• SECCIÓN DEL TEXTO:

_ _ _ _

Michoacán

Teodoro Barajas Rodríguez

En Michoacán se vislumbra actualmente una elección a tercios por el gobierno estatal, las distancias de un aspirante al otro no son inalcanzables, ya se han definido los precandidatos que estarán en la pelea para ocupar el sitial que por ahora ocupa Salvador Jara Guerrero, se abre el compás de espera y los corifeos de cada interesado por el Ejecutivo fabrican elogios.

Digamos que la liturgia del poder no ha sufrido cambios sustanciales, se mantienen los mismos rituales, palabras cifradas, todo bajo un mismo guion con un reparto casi idéntico al de la última contienda.

El PRI suele conocer los tiempos en los menesteres electorales, al final es Ascención Orihuela Bárcenas el precandidato de unidad del tricolor, se mantienen en rigor las viejas costumbres que datan desde el siglo XX, el centralismo inveterado porque es complejo desbaratar usos y costumbres que adquieren estatus de leyes no escritas.

En el PRD se supondría que Silvano Aureoles Conejo llegaría solo a la nominación, sólo que el senador Raúl Morón Orozco también busca ser el abanderado para buscar la gubernatura, el primero es favorito pero el segundo tiene base social definida, fue dirigente magisterial del ala radical en otro momento. A quien conviene resolver el entuerto es al diputado Aureoles Conejo.

Luiss María Calderón Hinojosa es la precandidata en solitario en el interior del PAN, ella como Aureoles Conejo van por el segundo intento. Las condiciones son diferentes a las que se registraron en la última elección, aquélla en la que ganó Fausto Vallejo Figueroa, ya el PAN no ocupa la primera magistratura, algunos de sus cuadros se han visto envueltos en líos, el grupo de Gustavo Madero ha sido soberbio contra el ala calderonista.

No podemos perder de vista que en Morelia el PAN sufre una evidente fisura toda vez que el aspirante independiente a la alcaldía de la capital, Alfonso Martínez Alcázar, renunció por serias diferencias con el dirigente estatal a su militancia al albiazul.

Morelia tiene una importancia superlativa porque suele definir la gubernatura, desde hace más de 20 años la capital michoacana es disputada sólo por el PAN y PRI, la última vez que el PRD obtuvo un triunfo para ganar la alcaldía sucedió en 1990 con Samuel Maldonado Bautista, luego de ello nunca más vio la suya.

Los simpatizantes de los candidatos hablan, escriben, pontifican e inventan cualidades, que muchos no les hemos visto, digamos que el ciclo retorna para estar atiborrados de mercadotecnia, frases huecas y algunas sumamente simplonas se leen por doquier.

Para la gubernatura de Michoacán en este momento no existe quien sea un claro favorito, se sopesará la importancia y alcance de las estructuras partidistas, pactar con organizaciones sociales, imprimir un sello distinto al trabajo proselitista que se traduzca en un viento nuevo, evitar las yerros.

Lo peor que nos puede pasar es ser testigos de campañas mediocres, plagadas de golpeteo sin cesar, la clase política tradicional vive un momento de erosión e indefinición ideológica. Poder como fin, no como medio.

_ _ _ _

• INFORMACIÓN DADA:

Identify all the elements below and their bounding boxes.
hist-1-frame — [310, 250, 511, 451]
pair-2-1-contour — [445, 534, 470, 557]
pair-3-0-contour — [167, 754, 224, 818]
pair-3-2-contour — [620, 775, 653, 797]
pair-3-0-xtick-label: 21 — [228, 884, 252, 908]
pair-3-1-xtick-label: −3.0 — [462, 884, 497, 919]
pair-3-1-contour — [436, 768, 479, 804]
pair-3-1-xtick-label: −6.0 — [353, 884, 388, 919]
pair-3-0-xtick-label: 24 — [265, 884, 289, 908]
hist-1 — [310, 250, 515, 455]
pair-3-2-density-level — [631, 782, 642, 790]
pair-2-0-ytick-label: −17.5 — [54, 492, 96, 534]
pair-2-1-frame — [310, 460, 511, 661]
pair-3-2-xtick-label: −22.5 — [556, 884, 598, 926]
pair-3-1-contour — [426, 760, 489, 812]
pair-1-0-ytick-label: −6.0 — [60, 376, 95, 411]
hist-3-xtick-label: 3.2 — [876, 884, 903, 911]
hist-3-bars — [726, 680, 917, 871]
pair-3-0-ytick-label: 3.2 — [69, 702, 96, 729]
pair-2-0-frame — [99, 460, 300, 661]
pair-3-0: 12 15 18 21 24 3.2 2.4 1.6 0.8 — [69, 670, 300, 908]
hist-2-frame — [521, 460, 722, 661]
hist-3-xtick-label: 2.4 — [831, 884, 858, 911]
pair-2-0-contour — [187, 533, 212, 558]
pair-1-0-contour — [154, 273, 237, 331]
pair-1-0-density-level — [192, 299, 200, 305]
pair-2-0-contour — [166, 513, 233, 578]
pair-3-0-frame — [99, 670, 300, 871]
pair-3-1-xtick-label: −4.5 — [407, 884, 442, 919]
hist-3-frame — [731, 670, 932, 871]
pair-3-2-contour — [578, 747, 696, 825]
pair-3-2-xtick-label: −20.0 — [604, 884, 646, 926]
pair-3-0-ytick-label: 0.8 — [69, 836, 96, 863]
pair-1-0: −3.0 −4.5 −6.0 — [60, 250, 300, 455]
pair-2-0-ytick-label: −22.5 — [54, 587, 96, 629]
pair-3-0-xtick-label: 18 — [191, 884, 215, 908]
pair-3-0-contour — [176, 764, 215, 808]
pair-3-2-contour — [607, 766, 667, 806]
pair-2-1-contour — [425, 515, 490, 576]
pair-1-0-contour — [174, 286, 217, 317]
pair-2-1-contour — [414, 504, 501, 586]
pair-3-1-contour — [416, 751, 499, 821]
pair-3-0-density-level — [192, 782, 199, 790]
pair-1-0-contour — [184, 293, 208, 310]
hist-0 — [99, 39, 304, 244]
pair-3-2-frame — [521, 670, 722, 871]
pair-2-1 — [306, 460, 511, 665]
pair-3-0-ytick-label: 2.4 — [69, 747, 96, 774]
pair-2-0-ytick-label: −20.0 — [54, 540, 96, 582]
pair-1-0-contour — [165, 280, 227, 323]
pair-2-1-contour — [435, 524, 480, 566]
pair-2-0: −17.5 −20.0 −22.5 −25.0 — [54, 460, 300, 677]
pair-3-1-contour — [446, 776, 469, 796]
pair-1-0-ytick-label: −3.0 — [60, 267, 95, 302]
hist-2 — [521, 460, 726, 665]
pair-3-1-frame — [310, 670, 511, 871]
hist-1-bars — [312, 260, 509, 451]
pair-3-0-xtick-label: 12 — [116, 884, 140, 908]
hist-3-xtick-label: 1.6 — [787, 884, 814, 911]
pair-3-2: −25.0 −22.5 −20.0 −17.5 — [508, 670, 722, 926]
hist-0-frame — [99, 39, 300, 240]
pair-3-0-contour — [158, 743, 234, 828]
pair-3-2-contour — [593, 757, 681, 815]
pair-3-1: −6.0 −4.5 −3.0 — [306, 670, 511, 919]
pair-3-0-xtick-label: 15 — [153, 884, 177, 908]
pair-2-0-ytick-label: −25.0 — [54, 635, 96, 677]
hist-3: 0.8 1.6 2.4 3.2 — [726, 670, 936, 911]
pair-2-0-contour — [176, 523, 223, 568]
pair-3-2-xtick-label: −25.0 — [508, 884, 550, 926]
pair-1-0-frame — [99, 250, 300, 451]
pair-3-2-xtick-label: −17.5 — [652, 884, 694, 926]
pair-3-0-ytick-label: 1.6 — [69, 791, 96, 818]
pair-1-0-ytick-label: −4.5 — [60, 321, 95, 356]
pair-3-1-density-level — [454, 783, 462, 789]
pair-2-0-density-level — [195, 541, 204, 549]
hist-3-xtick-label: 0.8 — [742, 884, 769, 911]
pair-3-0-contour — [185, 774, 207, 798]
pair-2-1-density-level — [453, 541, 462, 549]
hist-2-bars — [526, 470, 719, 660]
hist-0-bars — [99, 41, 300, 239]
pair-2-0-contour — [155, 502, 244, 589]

_ _ _ _

• INTÉNTALO:
En el texto sobre la elección en Michoacán, ¿en qué año ganó el PRD la alcaldía de Morelia por última vez?

• RESPUESTA ABAJO:
En 1990, con Samuel Maldonado Bautista.